■ **TASK TO CARRY OUT**
Please reproduce the material verbatim, from the line containing "Text: A c t" up to and including the line containing "Text: MAIN OUTPUTS: MAIN".

Page element annotations:
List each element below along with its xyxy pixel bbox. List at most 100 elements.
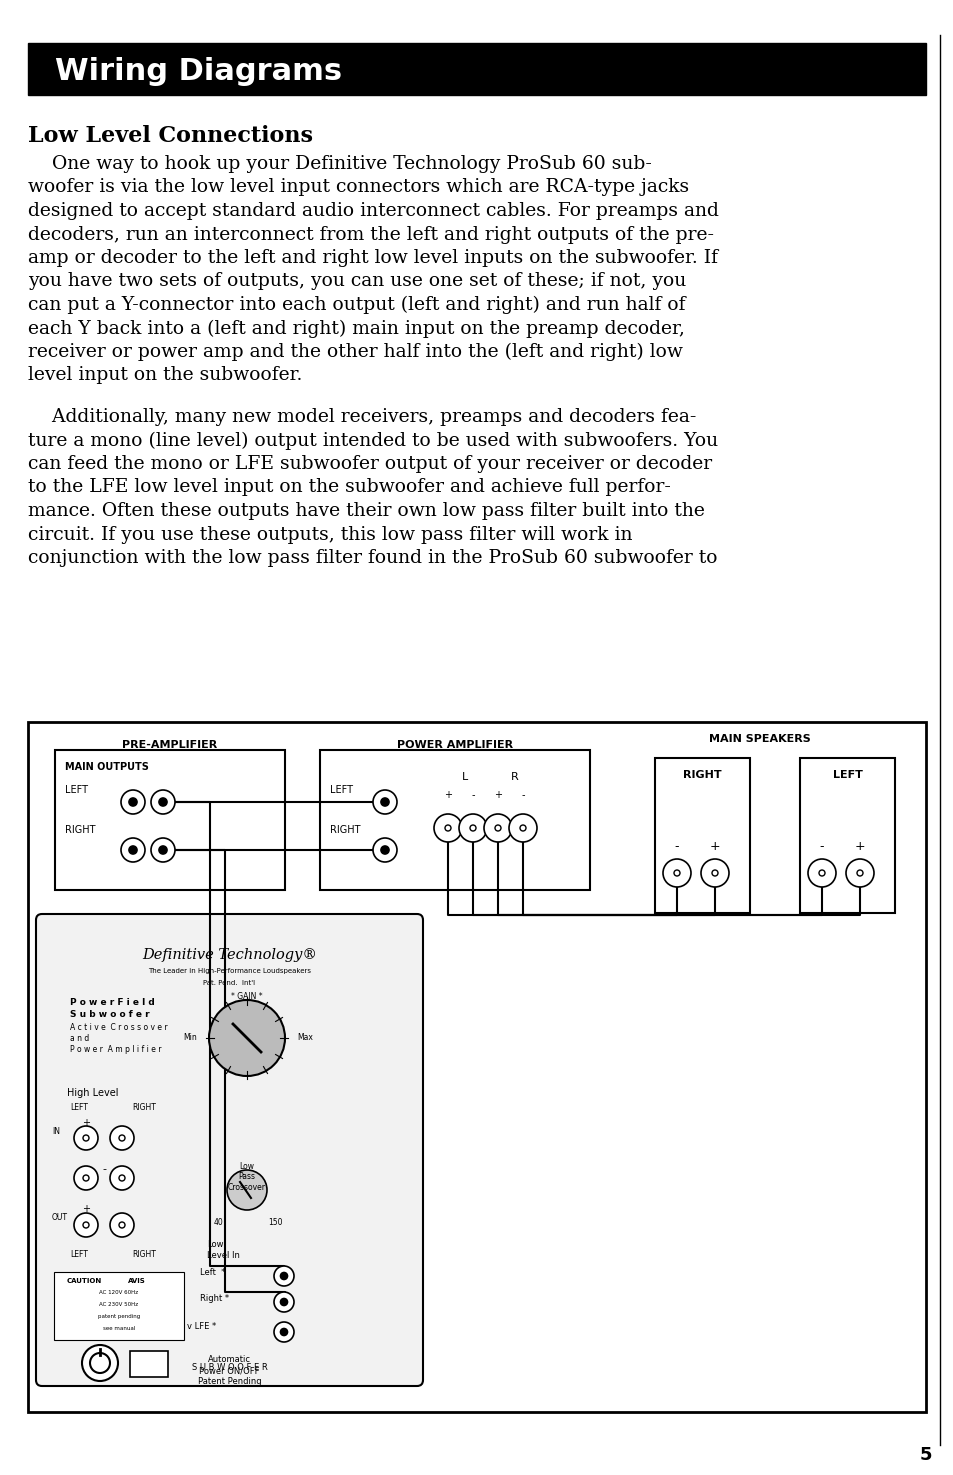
Text: A c t i v e  C r o s s o v e r
a n d
P o w e r  A m p l i f i e r: A c t i v e C r o s s o v e r a n d P o …: [70, 1024, 168, 1055]
Text: LEFT: LEFT: [330, 785, 353, 795]
Text: LEFT: LEFT: [832, 770, 862, 780]
Text: RIGHT: RIGHT: [682, 770, 721, 780]
Text: +: +: [494, 791, 501, 799]
Text: v LFE *: v LFE *: [187, 1322, 216, 1330]
Text: amp or decoder to the left and right low level inputs on the subwoofer. If: amp or decoder to the left and right low…: [28, 249, 718, 267]
Text: * GAIN *: * GAIN *: [231, 993, 262, 1002]
Text: -: -: [471, 791, 475, 799]
Bar: [28, 721, 925, 1412]
Circle shape: [711, 870, 718, 876]
Text: AC 120V 60Hz: AC 120V 60Hz: [99, 1291, 138, 1295]
Text: -: -: [819, 839, 823, 853]
Text: +: +: [709, 839, 720, 853]
Circle shape: [151, 838, 174, 861]
Circle shape: [495, 825, 500, 830]
Circle shape: [74, 1125, 98, 1150]
Text: Max: Max: [296, 1034, 313, 1043]
Circle shape: [119, 1134, 125, 1142]
Circle shape: [444, 825, 451, 830]
Text: -: -: [520, 791, 524, 799]
Text: Right *: Right *: [200, 1294, 229, 1302]
Text: RIGHT: RIGHT: [65, 825, 95, 835]
Circle shape: [373, 838, 396, 861]
Text: P o w e r F i e l d
S u b w o o f e r: P o w e r F i e l d S u b w o o f e r: [70, 999, 154, 1019]
Circle shape: [159, 847, 167, 854]
Bar: [655, 758, 749, 913]
Text: Additionally, many new model receivers, preamps and decoders fea-: Additionally, many new model receivers, …: [28, 409, 696, 426]
Circle shape: [458, 814, 486, 842]
Circle shape: [74, 1167, 98, 1190]
Circle shape: [470, 825, 476, 830]
Text: RIGHT: RIGHT: [132, 1249, 155, 1260]
Circle shape: [151, 791, 174, 814]
Text: conjunction with the low pass filter found in the ProSub 60 subwoofer to: conjunction with the low pass filter fou…: [28, 549, 717, 566]
Bar: [130, 1351, 168, 1378]
Text: +: +: [443, 791, 452, 799]
Circle shape: [818, 870, 824, 876]
Text: RIGHT: RIGHT: [132, 1103, 155, 1112]
Circle shape: [110, 1167, 133, 1190]
Circle shape: [209, 1000, 285, 1075]
Text: AC 230V 50Hz: AC 230V 50Hz: [99, 1302, 138, 1307]
Text: High Level: High Level: [67, 1089, 118, 1097]
Text: MAIN OUTPUTS: MAIN OUTPUTS: [65, 763, 149, 771]
Text: mance. Often these outputs have their own low pass filter built into the: mance. Often these outputs have their ow…: [28, 502, 704, 521]
Bar: [800, 758, 894, 913]
Circle shape: [280, 1273, 287, 1279]
Text: designed to accept standard audio interconnect cables. For preamps and: designed to accept standard audio interc…: [28, 202, 719, 220]
Text: Min: Min: [183, 1034, 196, 1043]
Circle shape: [129, 798, 137, 805]
Circle shape: [82, 1345, 118, 1381]
Text: 150: 150: [268, 1218, 282, 1227]
Text: Low
Level In: Low Level In: [207, 1240, 239, 1260]
Text: Wiring Diagrams: Wiring Diagrams: [55, 58, 342, 87]
Circle shape: [274, 1266, 294, 1286]
Text: each Y back into a (left and right) main input on the preamp decoder,: each Y back into a (left and right) main…: [28, 320, 684, 338]
Text: L: L: [461, 771, 468, 782]
Text: -: -: [674, 839, 679, 853]
Circle shape: [159, 798, 167, 805]
Circle shape: [119, 1176, 125, 1181]
Text: you have two sets of outputs, you can use one set of these; if not, you: you have two sets of outputs, you can us…: [28, 273, 685, 291]
Text: OUT: OUT: [52, 1214, 68, 1223]
Circle shape: [227, 1170, 267, 1209]
Circle shape: [700, 858, 728, 886]
Circle shape: [121, 791, 145, 814]
Circle shape: [280, 1329, 287, 1335]
Circle shape: [280, 1298, 287, 1305]
Circle shape: [274, 1292, 294, 1311]
Circle shape: [110, 1125, 133, 1150]
Text: AVIS: AVIS: [128, 1277, 146, 1285]
Text: S U B W O O F E R: S U B W O O F E R: [192, 1363, 267, 1372]
Text: MAIN SPEAKERS: MAIN SPEAKERS: [708, 735, 810, 743]
Text: Definitive Technology®: Definitive Technology®: [142, 948, 316, 962]
Text: LEFT: LEFT: [65, 785, 88, 795]
Text: +: +: [82, 1118, 90, 1128]
Text: LEFT: LEFT: [70, 1103, 88, 1112]
Text: patent pending: patent pending: [98, 1314, 140, 1319]
Circle shape: [274, 1322, 294, 1342]
Bar: [55, 749, 285, 889]
Circle shape: [509, 814, 537, 842]
FancyBboxPatch shape: [36, 914, 422, 1386]
Text: can put a Y-connector into each output (left and right) and run half of: can put a Y-connector into each output (…: [28, 296, 685, 314]
Text: decoders, run an interconnect from the left and right outputs of the pre-: decoders, run an interconnect from the l…: [28, 226, 713, 243]
Text: 5: 5: [919, 1446, 931, 1465]
Bar: [54, 1271, 184, 1339]
Circle shape: [434, 814, 461, 842]
Circle shape: [662, 858, 690, 886]
Circle shape: [673, 870, 679, 876]
Circle shape: [845, 858, 873, 886]
Text: PRE-AMPLIFIER: PRE-AMPLIFIER: [122, 740, 217, 749]
Text: Automatic
Power ON/OFF
Patent Pending: Automatic Power ON/OFF Patent Pending: [197, 1356, 261, 1386]
Text: Left  *: Left *: [200, 1268, 225, 1277]
Text: Pat. Pend.  Int'l: Pat. Pend. Int'l: [203, 979, 255, 985]
Text: receiver or power amp and the other half into the (left and right) low: receiver or power amp and the other half…: [28, 344, 682, 361]
Text: R: R: [511, 771, 518, 782]
Circle shape: [373, 791, 396, 814]
Text: RIGHT: RIGHT: [330, 825, 360, 835]
Circle shape: [83, 1134, 89, 1142]
Circle shape: [380, 798, 389, 805]
Text: circuit. If you use these outputs, this low pass filter will work in: circuit. If you use these outputs, this …: [28, 525, 632, 543]
Bar: [319, 749, 589, 889]
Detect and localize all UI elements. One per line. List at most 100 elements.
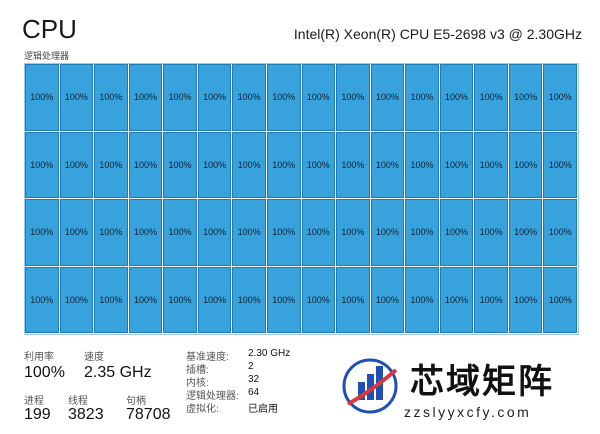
processor-cell: 100% [232, 131, 266, 198]
processor-cell: 100% [336, 131, 370, 198]
processor-cell: 100% [508, 131, 543, 198]
processes-label: 进程 [24, 396, 44, 407]
processor-cell-value: 100% [203, 159, 227, 170]
processor-cell: 100% [59, 131, 94, 198]
processor-cell: 100% [508, 199, 543, 266]
processor-cell-value: 100% [237, 227, 261, 238]
processor-cell: 100% [25, 131, 59, 198]
logical-processor-grid: 100% 100% 100% 100% 100% 100% 100% 100% 100% 100%… [24, 63, 579, 335]
processor-cell: 100% [543, 266, 577, 333]
processor-cell: 100% [128, 266, 163, 333]
processor-cell: 100% [474, 131, 508, 198]
details-value: 64 [248, 387, 260, 398]
processor-cell-value: 100% [168, 227, 192, 238]
details-key: 插槽: [186, 365, 209, 376]
threads-value: 3823 [68, 406, 104, 423]
processor-cell: 100% [163, 131, 197, 198]
processor-cell: 100% [543, 131, 577, 198]
processor-cell-value: 100% [203, 294, 227, 305]
processor-cell-value: 100% [99, 159, 123, 170]
processor-cell-value: 100% [133, 294, 157, 305]
processor-cell-value: 100% [30, 227, 54, 238]
processor-cell-value: 100% [341, 227, 365, 238]
processor-cell: 100% [232, 266, 266, 333]
processor-cell: 100% [197, 64, 232, 131]
processor-cell: 100% [94, 64, 128, 131]
details-key: 虚拟化: [186, 404, 219, 415]
processor-cell-value: 100% [306, 92, 330, 103]
watermark: 芯域矩阵 zzslyyxcfy.com [340, 352, 580, 428]
processor-cell-value: 100% [30, 294, 54, 305]
processor-cell: 100% [370, 131, 405, 198]
processor-cell-value: 100% [306, 227, 330, 238]
utilization-value: 100% [24, 364, 65, 381]
processor-cell: 100% [508, 64, 543, 131]
details-value: 2.30 GHz [248, 348, 291, 359]
processor-cell-value: 100% [133, 227, 157, 238]
processor-cell-value: 100% [237, 92, 261, 103]
handles-value: 78708 [126, 406, 171, 423]
processor-cell-value: 100% [64, 159, 88, 170]
processor-cell-value: 100% [410, 159, 434, 170]
processor-cell-value: 100% [237, 294, 261, 305]
processor-cell: 100% [266, 64, 301, 131]
processor-cell-value: 100% [479, 159, 503, 170]
processor-cell: 100% [25, 64, 59, 131]
processor-cell-value: 100% [168, 294, 192, 305]
processor-cell-value: 100% [64, 227, 88, 238]
processor-cell-value: 100% [548, 294, 572, 305]
processor-cell-value: 100% [133, 92, 157, 103]
processor-cell: 100% [94, 199, 128, 266]
processor-cell: 100% [543, 199, 577, 266]
processor-cell-value: 100% [410, 92, 434, 103]
processor-cell: 100% [405, 266, 439, 333]
processor-cell: 100% [232, 199, 266, 266]
processor-cell: 100% [301, 131, 336, 198]
processor-cell: 100% [439, 64, 474, 131]
watermark-logo-icon [342, 358, 398, 414]
handles-label: 句柄 [126, 396, 146, 407]
processor-cell-value: 100% [341, 92, 365, 103]
processor-cell: 100% [197, 131, 232, 198]
processor-cell: 100% [128, 131, 163, 198]
processor-cell-value: 100% [445, 294, 469, 305]
processor-cell-value: 100% [30, 92, 54, 103]
processor-cell-value: 100% [375, 227, 399, 238]
processor-cell: 100% [128, 64, 163, 131]
processor-cell: 100% [25, 266, 59, 333]
processor-cell-value: 100% [514, 227, 538, 238]
details-key: 内核: [186, 378, 209, 389]
processor-cell-value: 100% [272, 227, 296, 238]
processor-cell-value: 100% [548, 227, 572, 238]
processor-cell: 100% [370, 64, 405, 131]
page-title: CPU [22, 14, 77, 44]
processor-cell: 100% [405, 131, 439, 198]
processor-cell-value: 100% [99, 227, 123, 238]
processor-cell-value: 100% [375, 159, 399, 170]
watermark-url: zzslyyxcfy.com [404, 404, 532, 420]
watermark-text: 芯域矩阵 [410, 363, 554, 401]
processor-cell: 100% [266, 199, 301, 266]
processor-cell-value: 100% [30, 159, 54, 170]
processor-cell: 100% [474, 199, 508, 266]
processor-cell: 100% [59, 64, 94, 131]
processor-cell: 100% [197, 199, 232, 266]
processor-cell: 100% [197, 266, 232, 333]
speed-value: 2.35 GHz [84, 364, 152, 381]
processor-cell-value: 100% [306, 159, 330, 170]
processor-cell: 100% [336, 266, 370, 333]
processor-cell-value: 100% [479, 92, 503, 103]
processor-cell: 100% [405, 199, 439, 266]
processor-cell: 100% [474, 64, 508, 131]
processor-cell-value: 100% [203, 227, 227, 238]
processor-cell-value: 100% [237, 159, 261, 170]
processor-cell-value: 100% [375, 294, 399, 305]
details-key: 逻辑处理器: [186, 391, 239, 402]
processor-cell: 100% [59, 266, 94, 333]
processor-cell: 100% [439, 131, 474, 198]
processor-cell-value: 100% [410, 227, 434, 238]
processor-cell: 100% [301, 199, 336, 266]
processor-cell-value: 100% [514, 159, 538, 170]
processor-cell-value: 100% [272, 92, 296, 103]
processor-cell-value: 100% [548, 159, 572, 170]
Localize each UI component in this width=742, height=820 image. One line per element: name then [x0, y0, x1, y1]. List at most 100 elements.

■ **SOLUTION TO THE EXERCISE**
Text: A c t i v e  C r o s s o v e r
a n d
P o w e r  A m p l i f i e r: A c t i v e C r o s s o v e r a n d P o …: [70, 1024, 168, 1055]
Text: LEFT: LEFT: [330, 785, 353, 795]
Text: LEFT: LEFT: [832, 770, 862, 780]
Text: RIGHT: RIGHT: [682, 770, 721, 780]
Text: +: +: [494, 791, 501, 799]
Text: v LFE *: v LFE *: [187, 1322, 216, 1330]
Text: amp or decoder to the left and right low level inputs on the subwoofer. If: amp or decoder to the left and right low…: [28, 249, 718, 267]
Text: * GAIN *: * GAIN *: [231, 993, 262, 1002]
Text: -: -: [471, 791, 475, 799]
Bar: [28, 721, 925, 1412]
Circle shape: [711, 870, 718, 876]
Text: AC 120V 60Hz: AC 120V 60Hz: [99, 1291, 138, 1295]
Text: -: -: [819, 839, 823, 853]
Text: +: +: [709, 839, 720, 853]
Circle shape: [151, 838, 174, 861]
Circle shape: [495, 825, 500, 830]
Circle shape: [74, 1125, 98, 1150]
Text: Max: Max: [296, 1034, 313, 1043]
Circle shape: [119, 1134, 125, 1142]
Circle shape: [444, 825, 451, 830]
Text: -: -: [520, 791, 524, 799]
Text: Right *: Right *: [200, 1294, 229, 1302]
Text: RIGHT: RIGHT: [65, 825, 95, 835]
Circle shape: [373, 838, 396, 861]
Text: P o w e r F i e l d
S u b w o o f e r: P o w e r F i e l d S u b w o o f e r: [70, 999, 154, 1019]
Circle shape: [159, 847, 167, 854]
Bar: [655, 758, 749, 913]
Text: Additionally, many new model receivers, preamps and decoders fea-: Additionally, many new model receivers, …: [28, 409, 696, 426]
Circle shape: [458, 814, 486, 842]
Circle shape: [74, 1167, 98, 1190]
Circle shape: [470, 825, 476, 830]
Text: RIGHT: RIGHT: [132, 1249, 155, 1260]
Circle shape: [151, 791, 174, 814]
Text: conjunction with the low pass filter found in the ProSub 60 subwoofer to: conjunction with the low pass filter fou…: [28, 549, 717, 566]
Bar: [130, 1351, 168, 1378]
Text: +: +: [443, 791, 452, 799]
Circle shape: [818, 870, 824, 876]
Text: RIGHT: RIGHT: [132, 1103, 155, 1112]
Circle shape: [110, 1167, 133, 1190]
Circle shape: [209, 1000, 285, 1075]
Text: AC 230V 50Hz: AC 230V 50Hz: [99, 1302, 138, 1307]
Text: High Level: High Level: [67, 1089, 118, 1097]
Text: MAIN OUTPUTS: MAIN OUTPUTS: [65, 763, 149, 771]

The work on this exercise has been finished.